__Set task__
State how many lines of the entries below hold the word "Połączenie"; reply with nothing but the number.

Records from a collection
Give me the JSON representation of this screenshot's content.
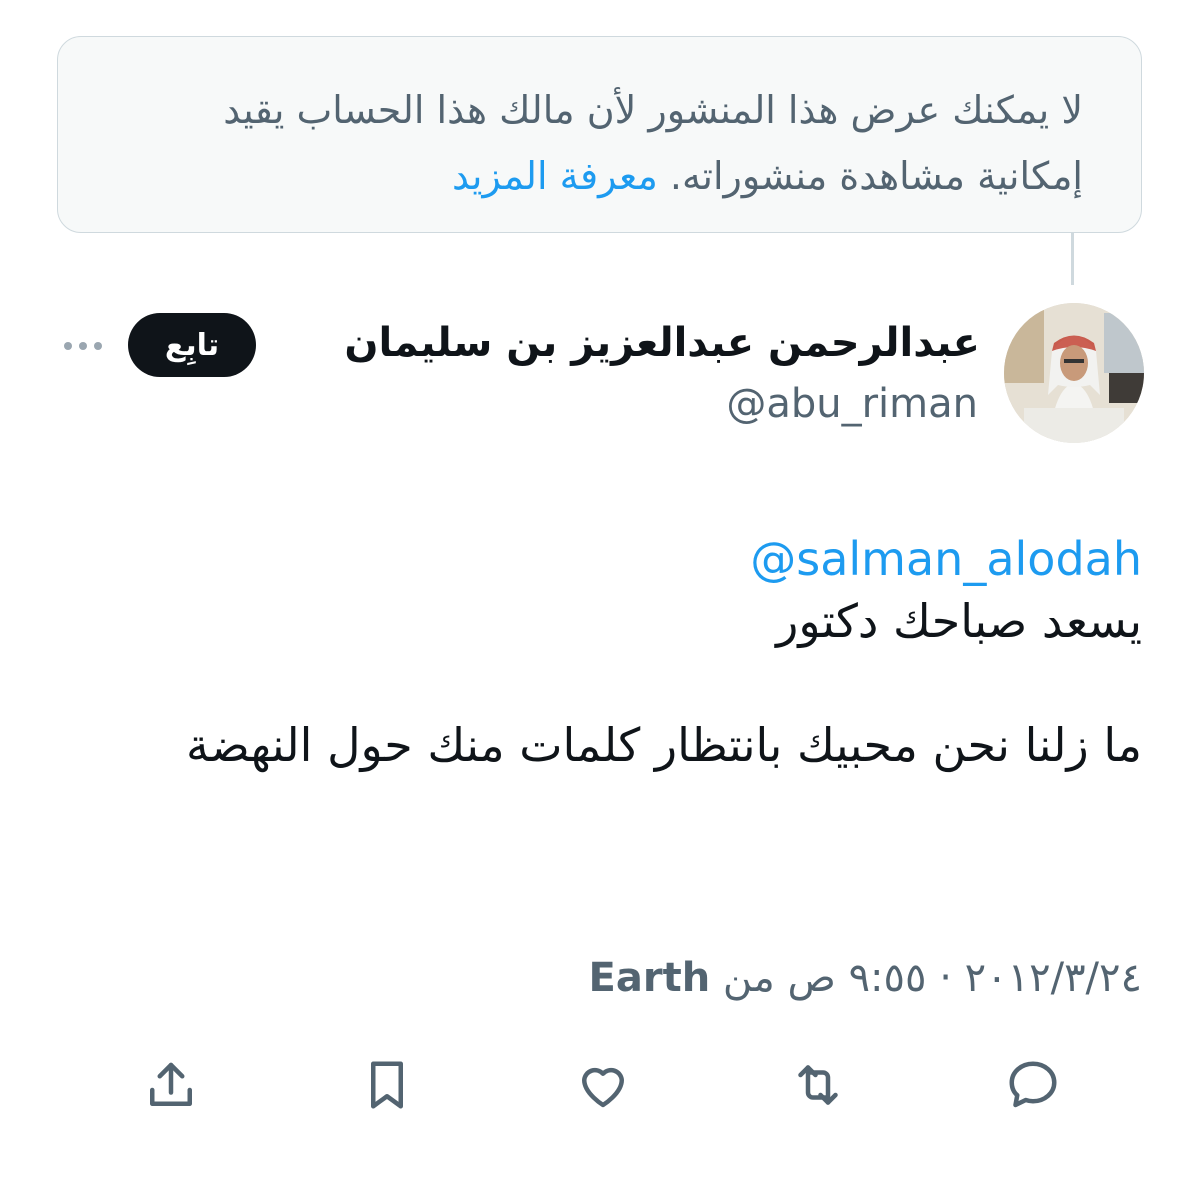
{
  "notice": {
    "text": "لا يمكنك عرض هذا المنشور لأن مالك هذا الحساب يقيد إمكانية مشاهدة منشوراته.",
    "link": "معرفة المزيد"
  },
  "author": {
    "name": "عبدالرحمن عبدالعزيز بن سليمان",
    "handle": "@abu_riman",
    "avatar_icon": "user-photo"
  },
  "follow_label": "تابِع",
  "tweet": {
    "mention": "@salman_alodah",
    "line1": "يسعد صباحك دكتور",
    "line2": "ما زلنا نحن محبيك بانتظار كلمات منك حول النهضة"
  },
  "meta": {
    "date_time": "٢٠١٢/٣/٢٤ · ٩:٥٥ ص",
    "from_label": "من",
    "source": "Earth"
  },
  "actions": [
    "reply-icon",
    "retweet-icon",
    "like-icon",
    "bookmark-icon",
    "share-icon"
  ],
  "colors": {
    "accent": "#1d9bf0",
    "text": "#0f1419",
    "muted": "#536471",
    "border": "#cfd9de",
    "notice_bg": "#f7f9f9"
  }
}
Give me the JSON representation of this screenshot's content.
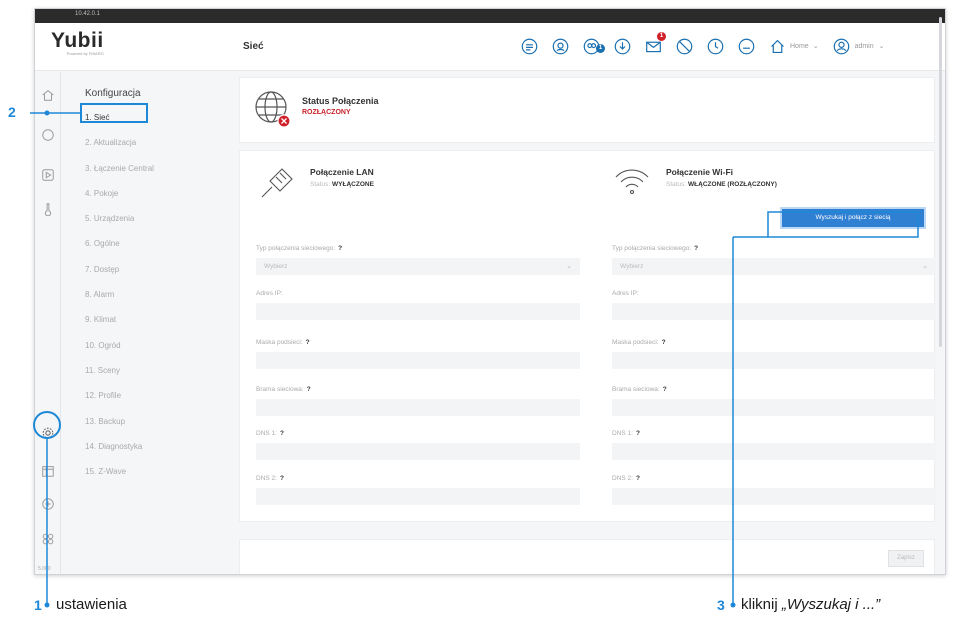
{
  "window": {
    "ip": "10.42.0.1"
  },
  "app": {
    "logo": "Yubii",
    "logo_sub": "Powered by FIBARO",
    "page_title": "Sieć"
  },
  "topnav": {
    "home_label": "Home",
    "admin_label": "admin",
    "notification_badge": "1",
    "user_badge": "1",
    "accent": "#1a6fb0"
  },
  "rail": {
    "version": "5.060"
  },
  "menu": {
    "heading": "Konfiguracja",
    "items": [
      "1. Sieć",
      "2. Aktualizacja",
      "3. Łączenie Central",
      "4. Pokoje",
      "5. Urządzenia",
      "6. Ogólne",
      "7. Dostęp",
      "8. Alarm",
      "9. Klimat",
      "10. Ogród",
      "11. Sceny",
      "12. Profile",
      "13. Backup",
      "14. Diagnostyka",
      "15. Z-Wave"
    ]
  },
  "status": {
    "title": "Status Połączenia",
    "state": "ROZŁĄCZONY",
    "state_color": "#c8222b"
  },
  "lan": {
    "title": "Połączenie LAN",
    "status_prefix": "Status:",
    "status_value": "WYŁĄCZONE",
    "type_label": "Typ połączenia sieciowego:",
    "select_value": "Wybierz",
    "ip_label": "Adres IP:",
    "mask_label": "Maska podsieci:",
    "gateway_label": "Brama sieciowa:",
    "dns1_label": "DNS 1:",
    "dns2_label": "DNS 2:",
    "help": "?"
  },
  "wifi": {
    "title": "Połączenie Wi-Fi",
    "status_prefix": "Status:",
    "status_value": "WŁĄCZONE (ROZŁĄCZONY)",
    "search_button": "Wyszukaj i połącz z siecią",
    "type_label": "Typ połączenia sieciowego:",
    "select_value": "Wybierz",
    "ip_label": "Adres IP:",
    "mask_label": "Maska podsieci:",
    "gateway_label": "Brama sieciowa:",
    "dns1_label": "DNS 1:",
    "dns2_label": "DNS 2:",
    "help": "?"
  },
  "footer": {
    "save_label": "Zapisz"
  },
  "annotations": {
    "n1": "1",
    "t1": "ustawienia",
    "n2": "2",
    "n3": "3",
    "t3_prefix": "kliknij ",
    "t3_italic": "„Wyszukaj i ...”",
    "color": "#1e88d8"
  }
}
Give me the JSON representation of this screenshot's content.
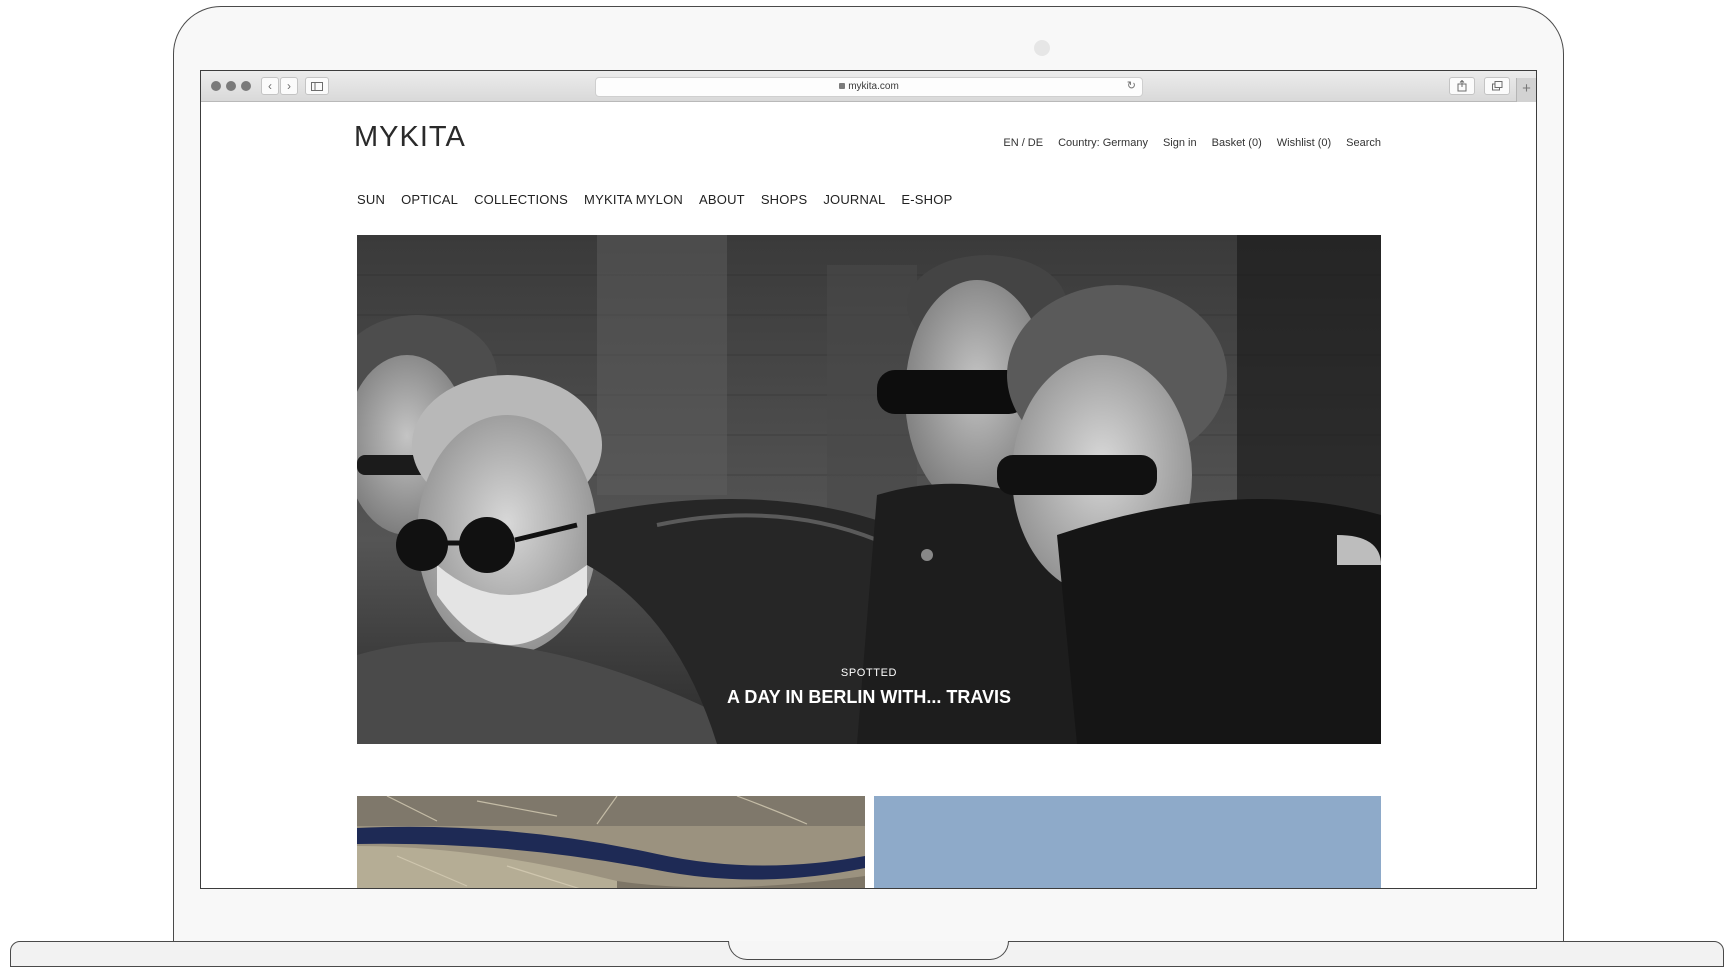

__The response__
2